*Recorded information*
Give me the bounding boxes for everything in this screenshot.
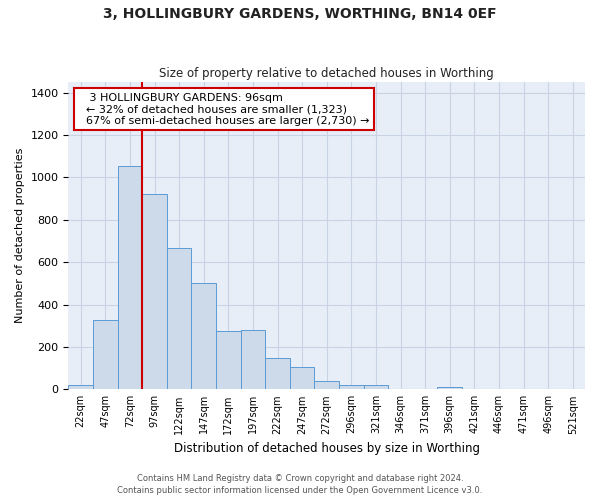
Bar (314, 381, 339, 390)
Bar (142, 194, 167, 390)
Bar (216, 331, 241, 390)
Text: 3 HOLLINGBURY GARDENS: 96sqm
  ← 32% of detached houses are smaller (1,323)
  67: 3 HOLLINGBURY GARDENS: 96sqm ← 32% of de… (79, 93, 369, 126)
Bar (68, 385, 93, 390)
Y-axis label: Number of detached properties: Number of detached properties (15, 148, 25, 324)
Bar (290, 367, 314, 390)
X-axis label: Distribution of detached houses by size in Worthing: Distribution of detached houses by size … (174, 442, 480, 455)
Bar (339, 384, 364, 390)
Title: Size of property relative to detached houses in Worthing: Size of property relative to detached ho… (160, 66, 494, 80)
Bar (167, 248, 191, 390)
Bar (265, 358, 290, 390)
Bar (364, 384, 388, 390)
Text: 3, HOLLINGBURY GARDENS, WORTHING, BN14 0EF: 3, HOLLINGBURY GARDENS, WORTHING, BN14 0… (103, 8, 497, 22)
Bar (437, 387, 462, 390)
Text: Contains HM Land Registry data © Crown copyright and database right 2024.
Contai: Contains HM Land Registry data © Crown c… (118, 474, 482, 495)
Bar (241, 330, 265, 390)
Bar (191, 284, 216, 390)
Bar (118, 166, 142, 390)
Bar (93, 320, 118, 390)
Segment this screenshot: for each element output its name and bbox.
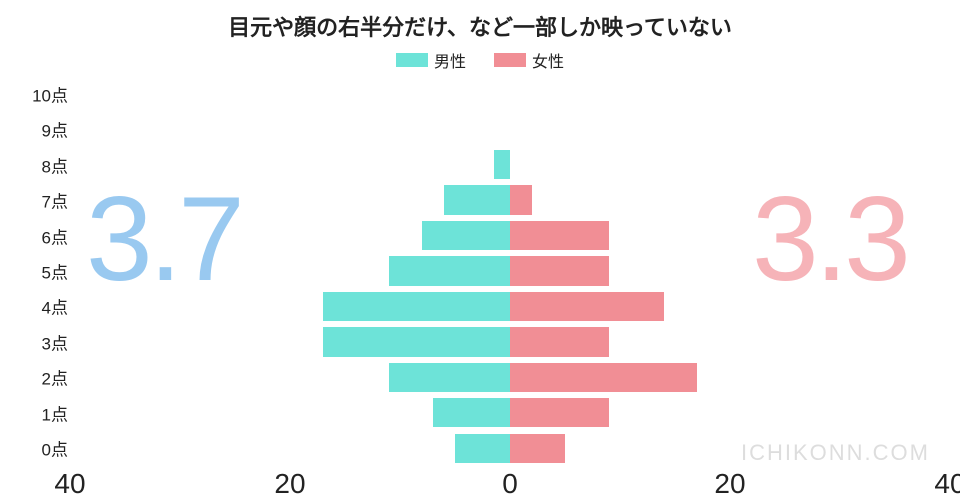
legend-swatch-female [494,53,526,67]
bar-male [389,256,510,285]
y-tick-label: 0点 [42,436,68,461]
x-axis: 402002040 [70,466,950,504]
y-tick-label: 6点 [42,223,68,248]
legend: 男性 女性 [0,48,960,72]
bar-female [510,256,609,285]
bar-male [444,185,510,214]
bar-female [510,434,565,463]
chart-row [70,324,950,359]
bar-male [422,221,510,250]
x-tick-label: 20 [714,468,745,500]
bar-male [323,327,510,356]
chart-row [70,360,950,395]
legend-label-male: 男性 [434,48,466,72]
x-tick-label: 20 [274,468,305,500]
y-tick-label: 5点 [42,258,68,283]
chart-row [70,147,950,182]
y-tick-label: 4点 [42,294,68,319]
y-tick-label: 3点 [42,329,68,354]
y-tick-label: 7点 [42,188,68,213]
x-tick-label: 40 [54,468,85,500]
bar-male [389,363,510,392]
legend-swatch-male [396,53,428,67]
bar-male [323,292,510,321]
chart-area [70,76,950,466]
y-tick-label: 8点 [42,152,68,177]
legend-label-female: 女性 [532,48,564,72]
y-tick-label: 1点 [42,400,68,425]
bar-male [455,434,510,463]
x-tick-label: 40 [934,468,960,500]
bar-female [510,363,697,392]
legend-item-male: 男性 [396,48,466,72]
chart-row [70,253,950,288]
plot-area [70,76,950,466]
chart-title: 目元や顔の右半分だけ、など一部しか映っていない [0,0,960,42]
chart-row [70,289,950,324]
x-tick-label: 0 [502,468,518,500]
legend-item-female: 女性 [494,48,564,72]
y-tick-label: 9点 [42,117,68,142]
chart-row [70,111,950,146]
bar-female [510,292,664,321]
bar-male [494,150,511,179]
chart-row [70,76,950,111]
chart-row [70,218,950,253]
bar-female [510,185,532,214]
chart-row [70,395,950,430]
watermark: ICHIKONN.COM [741,440,930,466]
bar-female [510,327,609,356]
y-tick-label: 10点 [32,81,68,106]
bar-female [510,398,609,427]
chart-row [70,182,950,217]
bar-female [510,221,609,250]
bar-male [433,398,510,427]
y-tick-label: 2点 [42,365,68,390]
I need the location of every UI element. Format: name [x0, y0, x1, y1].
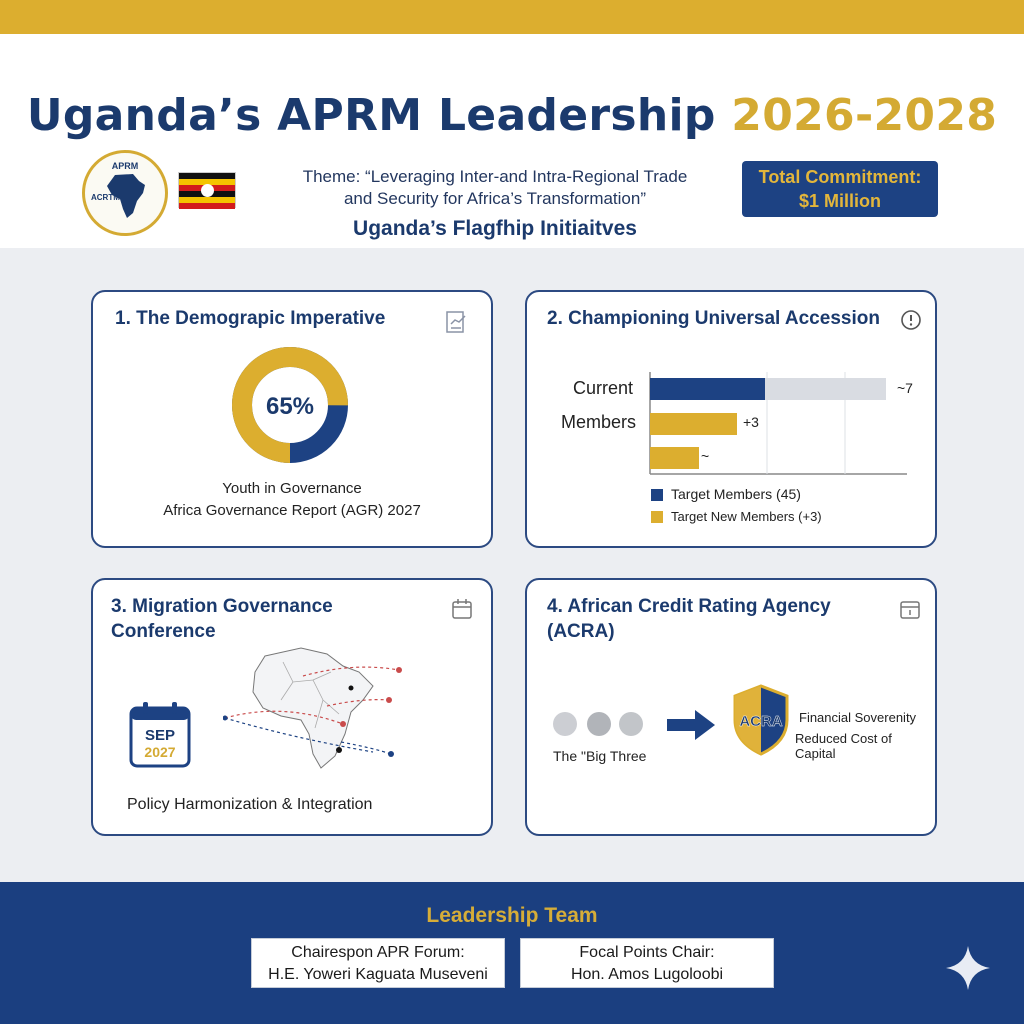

*Exercise instructions*
Turn every line of the material above into a Markdown table with the columns Row and Line, numbering the rows in order and skipping blank lines. Leave out the lines that stand for pictures.

*Result of the exercise*
| Row | Line |
|---|---|
| 1 | Give me the bounding boxes for everything in this screenshot. |
| 2 | Bar (314, 381, 339, 390) |
| 3 | Bar (142, 194, 167, 390) |
| 4 | Bar (216, 331, 241, 390) |
| 5 | Text: 3 HOLLINGBURY GARDENS: 96sqm |
| 6 |   ← 32% of detached houses are smaller (1,323) |
| 7 |   67: 3 HOLLINGBURY GARDENS: 96sqm ← 32% of de… (79, 93, 369, 126) |
| 8 | Bar (68, 385, 93, 390) |
| 9 | Y-axis label: Number of detached properties: Number of detached properties (15, 148, 25, 324) |
| 10 | Bar (290, 367, 314, 390) |
| 11 | X-axis label: Distribution of detached houses by size in Worthing: Distribution of detached houses by size … (174, 442, 480, 455) |
| 12 | Bar (339, 384, 364, 390) |
| 13 | Title: Size of property relative to detached houses in Worthing: Size of property relative to detached ho… (160, 66, 494, 80) |
| 14 | Bar (167, 248, 191, 390) |
| 15 | Bar (265, 358, 290, 390) |
| 16 | Bar (364, 384, 388, 390) |
| 17 | Text: 3, HOLLINGBURY GARDENS, WORTHING, BN14 0EF: 3, HOLLINGBURY GARDENS, WORTHING, BN14 0… (103, 8, 497, 22) |
| 18 | Bar (437, 387, 462, 390) |
| 19 | Text: Contains HM Land Registry data © Crown copyright and database right 2024. |
| 20 | Contai: Contains HM Land Registry data © Crown c… (118, 474, 482, 495) |
| 21 | Bar (241, 330, 265, 390) |
| 22 | Bar (191, 284, 216, 390) |
| 23 | Bar (118, 166, 142, 390) |
| 24 | Bar (93, 320, 118, 390) |
| 25 | Segment this screenshot: for each element output its name and bbox. |
| 26 | legend-swatch-female [494,53,526,67] |
| 27 | bar-male [389,256,510,285] |
| 28 | y-tick-label: 0点 [42,436,68,461] |
| 29 | x-axis: 402002040 [70,466,950,504] |
| 30 | y-tick-label: 6点 [42,223,68,248] |
| 31 | legend: 男性 女性 [0,48,960,72] |
| 32 | bar-female [510,256,609,285] |
| 33 | bar-male [444,185,510,214] |
| 34 | bar-female [510,434,565,463] |
| 35 | chart-row [70,324,950,359] |
| 36 | bar-male [422,221,510,250] |
| 37 | x-tick-label: 20 [714,468,745,500] |
| 38 | bar-male [323,327,510,356] |
| 39 | chart-row [70,360,950,395] |
| 40 | legend-label-male: 男性 [434,48,466,72] |
| 41 | x-tick-label: 20 [274,468,305,500] |
| 42 | y-tick-label: 5点 [42,258,68,283] |
| 43 | chart-row [70,147,950,182] |
| 44 | y-tick-label: 4点 [42,294,68,319] |
| 45 | y-tick-label: 3点 [42,329,68,354] |
| 46 | y-tick-label: 7点 [42,188,68,213] |
| 47 | x-tick-label: 40 [54,468,85,500] |
| 48 | bar-male [389,363,510,392] |
| 49 | legend-swatch-male [396,53,428,67] |
| 50 | bar-male [323,292,510,321] |
| 51 | chart-area [70,76,950,466] |
| 52 | y-tick-label: 8点 [42,152,68,177] |
| 53 | legend-label-female: 女性 [532,48,564,72] |
| 54 | y-tick-label: 1点 [42,400,68,425] |
| 55 | bar-male [455,434,510,463] |
| 56 | x-tick-label: 40 [934,468,960,500] |
| 57 | bar-female [510,363,697,392] |
| 58 | legend-item-male: 男性 [396,48,466,72] |
| 59 | chart-row [70,253,950,288] |
| 60 | plot-area [70,76,950,466] |
| 61 | chart-title: 目元や顔の右半分だけ、など一部しか映っていない [0,0,960,42] |
| 62 | chart-row [70,289,950,324] |
| 63 | x-tick-label: 0 [502,468,518,500] |
| 64 | legend-item-female: 女性 [494,48,564,72] |
| 65 | y-tick-label: 9点 [42,117,68,142] |
| 66 | chart-row [70,111,950,146] |
| 67 | bar-female [510,292,664,321] |
| 68 | bar-male [494,150,511,179] |
| 69 | chart-row [70,76,950,111] |
| 70 | chart-row [70,218,950,253] |
| 71 | bar-female [510,185,532,214] |
| 72 | chart-row [70,395,950,430] |
| 73 | watermark: ICHIKONN.COM [741,440,930,466] |
| 74 | bar-female [510,327,609,356] |
| 75 | y-tick-label: 10点 [32,81,68,106] |
| 76 | bar-female [510,398,609,427] |
| 77 | chart-row [70,182,950,217] |
| 78 | bar-female [510,221,609,250] |
| 79 | bar-male [433,398,510,427] |
| 80 | y-tick-label: 2点 [42,365,68,390] |
| 81 | I need the location of every UI element. Format: name [x0, y0, x1, y1]. |